What to work on:
Everything from the line with "Give me a plain-text" through the last line of the records below should be copied exactly, both ends included.
╔══
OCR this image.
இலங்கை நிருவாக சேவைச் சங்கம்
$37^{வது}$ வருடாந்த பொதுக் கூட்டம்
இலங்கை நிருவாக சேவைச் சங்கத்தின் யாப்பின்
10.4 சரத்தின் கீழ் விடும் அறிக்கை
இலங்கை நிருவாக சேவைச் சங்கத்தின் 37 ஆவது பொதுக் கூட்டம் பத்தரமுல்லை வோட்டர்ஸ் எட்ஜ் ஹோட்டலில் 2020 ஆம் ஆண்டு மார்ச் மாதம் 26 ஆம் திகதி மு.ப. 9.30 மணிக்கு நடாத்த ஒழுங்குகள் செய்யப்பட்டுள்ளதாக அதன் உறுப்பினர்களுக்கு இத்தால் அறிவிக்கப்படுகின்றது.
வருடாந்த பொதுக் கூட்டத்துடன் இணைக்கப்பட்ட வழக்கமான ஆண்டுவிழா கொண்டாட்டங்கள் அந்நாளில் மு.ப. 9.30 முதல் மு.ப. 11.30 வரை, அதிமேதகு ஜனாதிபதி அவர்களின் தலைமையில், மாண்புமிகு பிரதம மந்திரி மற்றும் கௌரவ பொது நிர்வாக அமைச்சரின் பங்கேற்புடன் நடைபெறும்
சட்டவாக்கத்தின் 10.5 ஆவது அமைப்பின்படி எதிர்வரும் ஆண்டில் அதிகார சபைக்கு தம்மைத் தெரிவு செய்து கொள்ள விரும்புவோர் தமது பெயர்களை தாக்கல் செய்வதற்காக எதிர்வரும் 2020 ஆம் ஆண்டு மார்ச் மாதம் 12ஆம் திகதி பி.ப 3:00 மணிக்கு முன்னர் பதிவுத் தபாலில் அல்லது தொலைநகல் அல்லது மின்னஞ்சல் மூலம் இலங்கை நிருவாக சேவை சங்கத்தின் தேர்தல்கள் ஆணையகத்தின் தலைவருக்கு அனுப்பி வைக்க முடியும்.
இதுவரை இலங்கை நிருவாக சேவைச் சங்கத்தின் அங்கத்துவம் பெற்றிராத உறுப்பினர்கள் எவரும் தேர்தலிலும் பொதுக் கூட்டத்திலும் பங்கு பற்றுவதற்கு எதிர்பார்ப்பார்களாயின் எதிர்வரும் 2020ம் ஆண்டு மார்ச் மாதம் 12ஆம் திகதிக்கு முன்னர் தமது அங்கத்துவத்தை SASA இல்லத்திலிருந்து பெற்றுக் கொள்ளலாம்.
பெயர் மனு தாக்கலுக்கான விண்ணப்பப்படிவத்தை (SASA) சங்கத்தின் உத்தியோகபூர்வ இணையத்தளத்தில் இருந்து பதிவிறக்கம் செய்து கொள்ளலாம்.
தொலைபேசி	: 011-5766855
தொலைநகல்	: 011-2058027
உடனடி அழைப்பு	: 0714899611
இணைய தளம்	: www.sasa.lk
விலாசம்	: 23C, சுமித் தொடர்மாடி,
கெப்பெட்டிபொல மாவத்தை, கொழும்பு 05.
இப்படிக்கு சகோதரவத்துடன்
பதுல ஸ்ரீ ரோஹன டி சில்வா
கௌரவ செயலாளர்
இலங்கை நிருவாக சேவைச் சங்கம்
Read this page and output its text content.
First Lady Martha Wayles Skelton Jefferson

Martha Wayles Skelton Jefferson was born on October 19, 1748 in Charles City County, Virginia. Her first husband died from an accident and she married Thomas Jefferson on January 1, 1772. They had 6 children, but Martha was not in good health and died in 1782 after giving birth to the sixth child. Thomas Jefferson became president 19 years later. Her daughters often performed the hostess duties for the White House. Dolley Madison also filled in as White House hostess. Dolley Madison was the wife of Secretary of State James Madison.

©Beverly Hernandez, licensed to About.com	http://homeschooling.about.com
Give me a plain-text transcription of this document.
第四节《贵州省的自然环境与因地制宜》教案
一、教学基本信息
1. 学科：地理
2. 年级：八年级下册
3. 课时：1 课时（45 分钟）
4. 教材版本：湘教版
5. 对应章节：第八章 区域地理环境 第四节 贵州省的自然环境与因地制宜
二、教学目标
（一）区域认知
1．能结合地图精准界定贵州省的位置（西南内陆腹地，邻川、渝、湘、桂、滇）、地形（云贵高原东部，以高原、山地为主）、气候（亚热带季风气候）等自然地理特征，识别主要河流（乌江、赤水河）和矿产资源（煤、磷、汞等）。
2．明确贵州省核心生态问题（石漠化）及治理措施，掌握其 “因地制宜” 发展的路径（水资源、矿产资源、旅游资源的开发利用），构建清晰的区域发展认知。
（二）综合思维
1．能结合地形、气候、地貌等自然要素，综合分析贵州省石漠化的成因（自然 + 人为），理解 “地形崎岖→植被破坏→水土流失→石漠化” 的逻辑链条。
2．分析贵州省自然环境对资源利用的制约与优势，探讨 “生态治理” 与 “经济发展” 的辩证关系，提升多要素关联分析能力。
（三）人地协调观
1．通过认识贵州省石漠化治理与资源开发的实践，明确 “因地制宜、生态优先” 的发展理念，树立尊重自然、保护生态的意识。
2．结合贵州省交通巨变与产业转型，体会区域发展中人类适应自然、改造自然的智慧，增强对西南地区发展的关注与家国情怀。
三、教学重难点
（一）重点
╚══
Solution to the exercise:
Give me a plain-text transcription of this document.
第四节《贵州省的自然环境与因地制宜》教案
一、教学基本信息
1. 学科：地理
2. 年级：八年级下册
3. 课时：1 课时（45 分钟）
4. 教材版本：湘教版
5. 对应章节：第八章 区域地理环境 第四节 贵州省的自然环境与因地制宜
二、教学目标
（一）区域认知
1．能结合地图精准界定贵州省的位置（西南内陆腹地，邻川、渝、湘、桂、滇）、地形（云贵高原东部，以高原、山地为主）、气候（亚热带季风气候）等自然地理特征，识别主要河流（乌江、赤水河）和矿产资源（煤、磷、汞等）。
2．明确贵州省核心生态问题（石漠化）及治理措施，掌握其 “因地制宜” 发展的路径（水资源、矿产资源、旅游资源的开发利用），构建清晰的区域发展认知。
（二）综合思维
1．能结合地形、气候、地貌等自然要素，综合分析贵州省石漠化的成因（自然 + 人为），理解 “地形崎岖→植被破坏→水土流失→石漠化” 的逻辑链条。
2．分析贵州省自然环境对资源利用的制约与优势，探讨 “生态治理” 与 “经济发展” 的辩证关系，提升多要素关联分析能力。
（三）人地协调观
1．通过认识贵州省石漠化治理与资源开发的实践，明确 “因地制宜、生态优先” 的发展理念，树立尊重自然、保护生态的意识。
2．结合贵州省交通巨变与产业转型，体会区域发展中人类适应自然、改造自然的智慧，增强对西南地区发展的关注与家国情怀。
三、教学重难点
（一）重点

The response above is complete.